+++ DATA FOR PROCESSING +++

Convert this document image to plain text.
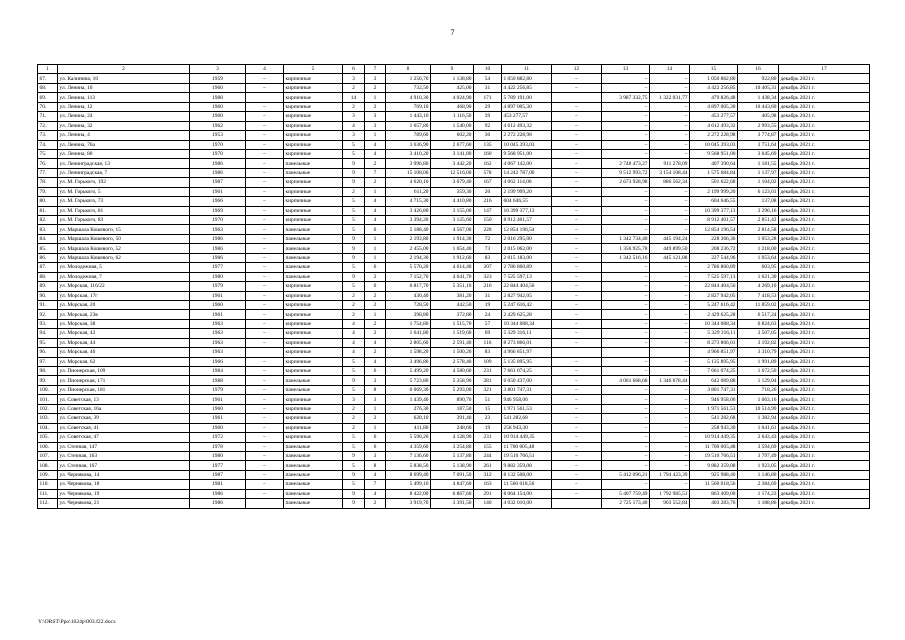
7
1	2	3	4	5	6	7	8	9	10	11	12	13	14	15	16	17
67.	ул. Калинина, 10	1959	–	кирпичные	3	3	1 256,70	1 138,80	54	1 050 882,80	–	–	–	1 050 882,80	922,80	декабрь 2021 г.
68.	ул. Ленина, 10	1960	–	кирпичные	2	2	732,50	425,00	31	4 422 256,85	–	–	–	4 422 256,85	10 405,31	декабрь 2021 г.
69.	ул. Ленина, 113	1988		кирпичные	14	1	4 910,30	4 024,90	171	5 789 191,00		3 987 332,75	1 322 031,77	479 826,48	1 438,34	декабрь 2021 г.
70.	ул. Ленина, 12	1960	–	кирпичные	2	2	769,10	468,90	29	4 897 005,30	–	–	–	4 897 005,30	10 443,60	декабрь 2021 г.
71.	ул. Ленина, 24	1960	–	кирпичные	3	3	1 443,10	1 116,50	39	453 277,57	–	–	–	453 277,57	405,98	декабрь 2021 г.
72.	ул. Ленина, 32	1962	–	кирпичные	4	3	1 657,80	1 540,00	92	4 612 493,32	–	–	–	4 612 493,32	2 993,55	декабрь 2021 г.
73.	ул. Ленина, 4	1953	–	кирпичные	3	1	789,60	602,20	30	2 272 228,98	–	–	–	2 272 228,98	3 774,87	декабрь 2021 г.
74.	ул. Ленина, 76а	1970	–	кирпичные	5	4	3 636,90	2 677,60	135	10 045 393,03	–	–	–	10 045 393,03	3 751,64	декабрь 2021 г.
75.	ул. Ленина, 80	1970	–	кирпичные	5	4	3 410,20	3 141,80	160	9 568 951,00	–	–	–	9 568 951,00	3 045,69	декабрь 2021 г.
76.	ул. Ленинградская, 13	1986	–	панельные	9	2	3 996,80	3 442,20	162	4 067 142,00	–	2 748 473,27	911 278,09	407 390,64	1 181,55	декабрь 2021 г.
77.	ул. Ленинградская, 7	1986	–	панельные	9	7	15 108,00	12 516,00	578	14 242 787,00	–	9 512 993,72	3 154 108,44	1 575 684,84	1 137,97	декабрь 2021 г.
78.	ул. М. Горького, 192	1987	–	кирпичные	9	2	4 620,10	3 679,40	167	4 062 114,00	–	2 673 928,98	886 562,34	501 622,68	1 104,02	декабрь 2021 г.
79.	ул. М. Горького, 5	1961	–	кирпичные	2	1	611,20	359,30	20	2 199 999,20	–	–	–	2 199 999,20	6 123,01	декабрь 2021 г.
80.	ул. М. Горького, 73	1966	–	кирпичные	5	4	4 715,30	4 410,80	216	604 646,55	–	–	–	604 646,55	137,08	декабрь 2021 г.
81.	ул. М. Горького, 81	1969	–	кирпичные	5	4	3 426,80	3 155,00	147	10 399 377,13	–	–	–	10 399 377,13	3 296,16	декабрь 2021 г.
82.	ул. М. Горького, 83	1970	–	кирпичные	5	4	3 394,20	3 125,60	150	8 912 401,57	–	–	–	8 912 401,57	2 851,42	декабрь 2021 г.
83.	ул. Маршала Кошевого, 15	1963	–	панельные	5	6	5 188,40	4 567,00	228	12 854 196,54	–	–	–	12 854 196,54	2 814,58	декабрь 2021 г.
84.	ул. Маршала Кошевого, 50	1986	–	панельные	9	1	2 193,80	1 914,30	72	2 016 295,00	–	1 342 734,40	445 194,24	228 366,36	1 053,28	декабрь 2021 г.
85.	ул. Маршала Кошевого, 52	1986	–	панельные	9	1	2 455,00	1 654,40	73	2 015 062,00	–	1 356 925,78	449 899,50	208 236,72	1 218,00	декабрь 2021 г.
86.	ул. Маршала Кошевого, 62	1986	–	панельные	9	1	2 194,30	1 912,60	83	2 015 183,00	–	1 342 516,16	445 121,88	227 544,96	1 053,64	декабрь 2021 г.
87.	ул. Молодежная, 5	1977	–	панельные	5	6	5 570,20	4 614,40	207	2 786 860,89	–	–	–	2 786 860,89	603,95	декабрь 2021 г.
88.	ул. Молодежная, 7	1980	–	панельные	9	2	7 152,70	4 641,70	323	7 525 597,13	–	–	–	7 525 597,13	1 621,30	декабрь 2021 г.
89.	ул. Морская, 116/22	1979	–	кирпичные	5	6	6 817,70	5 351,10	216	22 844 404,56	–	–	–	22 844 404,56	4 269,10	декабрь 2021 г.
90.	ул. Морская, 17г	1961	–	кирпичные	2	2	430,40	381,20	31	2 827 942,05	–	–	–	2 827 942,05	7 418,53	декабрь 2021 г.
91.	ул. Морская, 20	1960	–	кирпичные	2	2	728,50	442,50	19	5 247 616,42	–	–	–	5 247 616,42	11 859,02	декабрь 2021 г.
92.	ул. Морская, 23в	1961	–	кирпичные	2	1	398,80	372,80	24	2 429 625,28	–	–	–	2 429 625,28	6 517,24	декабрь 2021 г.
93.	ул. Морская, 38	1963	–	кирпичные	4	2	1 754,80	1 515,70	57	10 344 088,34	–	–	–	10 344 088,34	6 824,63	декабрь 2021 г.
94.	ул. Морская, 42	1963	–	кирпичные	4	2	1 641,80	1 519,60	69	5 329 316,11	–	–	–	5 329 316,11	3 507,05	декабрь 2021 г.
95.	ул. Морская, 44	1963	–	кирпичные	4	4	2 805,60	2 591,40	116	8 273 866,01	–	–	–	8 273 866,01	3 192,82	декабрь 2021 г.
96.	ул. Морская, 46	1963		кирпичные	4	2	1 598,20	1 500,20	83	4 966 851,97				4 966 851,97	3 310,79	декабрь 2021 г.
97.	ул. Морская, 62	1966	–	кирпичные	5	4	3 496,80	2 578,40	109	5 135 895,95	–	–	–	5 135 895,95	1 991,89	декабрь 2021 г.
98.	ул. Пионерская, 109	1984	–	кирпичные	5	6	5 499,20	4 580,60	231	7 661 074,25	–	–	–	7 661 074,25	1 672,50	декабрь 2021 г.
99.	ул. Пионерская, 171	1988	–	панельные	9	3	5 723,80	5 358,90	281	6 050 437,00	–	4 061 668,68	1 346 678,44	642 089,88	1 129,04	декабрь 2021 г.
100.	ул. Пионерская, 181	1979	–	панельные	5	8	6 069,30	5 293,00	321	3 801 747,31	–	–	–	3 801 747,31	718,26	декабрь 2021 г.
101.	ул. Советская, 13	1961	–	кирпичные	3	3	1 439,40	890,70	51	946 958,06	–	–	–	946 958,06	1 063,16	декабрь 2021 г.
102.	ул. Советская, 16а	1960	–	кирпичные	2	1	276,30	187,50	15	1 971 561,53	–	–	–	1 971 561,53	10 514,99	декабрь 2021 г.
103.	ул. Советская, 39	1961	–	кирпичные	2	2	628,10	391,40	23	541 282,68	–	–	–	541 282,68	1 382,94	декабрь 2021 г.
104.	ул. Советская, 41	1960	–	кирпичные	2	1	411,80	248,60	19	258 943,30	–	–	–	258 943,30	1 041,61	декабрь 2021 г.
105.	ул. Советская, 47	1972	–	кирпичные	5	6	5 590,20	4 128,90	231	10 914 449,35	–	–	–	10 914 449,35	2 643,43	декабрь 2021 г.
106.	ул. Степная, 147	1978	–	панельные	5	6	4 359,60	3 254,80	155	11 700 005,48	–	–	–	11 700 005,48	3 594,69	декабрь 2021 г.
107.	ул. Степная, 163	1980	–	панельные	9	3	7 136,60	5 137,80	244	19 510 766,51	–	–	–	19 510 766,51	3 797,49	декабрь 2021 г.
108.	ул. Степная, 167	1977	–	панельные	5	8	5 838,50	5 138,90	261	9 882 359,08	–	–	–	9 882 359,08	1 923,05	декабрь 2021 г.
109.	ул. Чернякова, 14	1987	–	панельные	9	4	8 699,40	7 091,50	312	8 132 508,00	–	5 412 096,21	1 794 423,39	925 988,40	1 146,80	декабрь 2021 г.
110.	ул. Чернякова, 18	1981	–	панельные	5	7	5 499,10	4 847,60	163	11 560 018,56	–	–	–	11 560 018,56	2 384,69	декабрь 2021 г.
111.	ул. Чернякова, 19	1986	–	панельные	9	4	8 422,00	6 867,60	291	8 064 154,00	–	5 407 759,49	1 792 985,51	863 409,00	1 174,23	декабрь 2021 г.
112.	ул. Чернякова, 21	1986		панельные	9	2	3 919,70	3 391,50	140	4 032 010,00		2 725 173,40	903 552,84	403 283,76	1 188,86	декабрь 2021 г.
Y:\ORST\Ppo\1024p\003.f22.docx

+++

Gather every line containing the word "Кошевого" and copy it.

→ **WORKED ANSWER**:
83.	ул. Маршала Кошевого, 15	1963	–	панельные	5	6	5 188,40	4 567,00	228	12 854 196,54	–	–	–	12 854 196,54	2 814,58	декабрь 2021 г.
84.	ул. Маршала Кошевого, 50	1986	–	панельные	9	1	2 193,80	1 914,30	72	2 016 295,00	–	1 342 734,40	445 194,24	228 366,36	1 053,28	декабрь 2021 г.
85.	ул. Маршала Кошевого, 52	1986	–	панельные	9	1	2 455,00	1 654,40	73	2 015 062,00	–	1 356 925,78	449 899,50	208 236,72	1 218,00	декабрь 2021 г.
86.	ул. Маршала Кошевого, 62	1986	–	панельные	9	1	2 194,30	1 912,60	83	2 015 183,00	–	1 342 516,16	445 121,88	227 544,96	1 053,64	декабрь 2021 г.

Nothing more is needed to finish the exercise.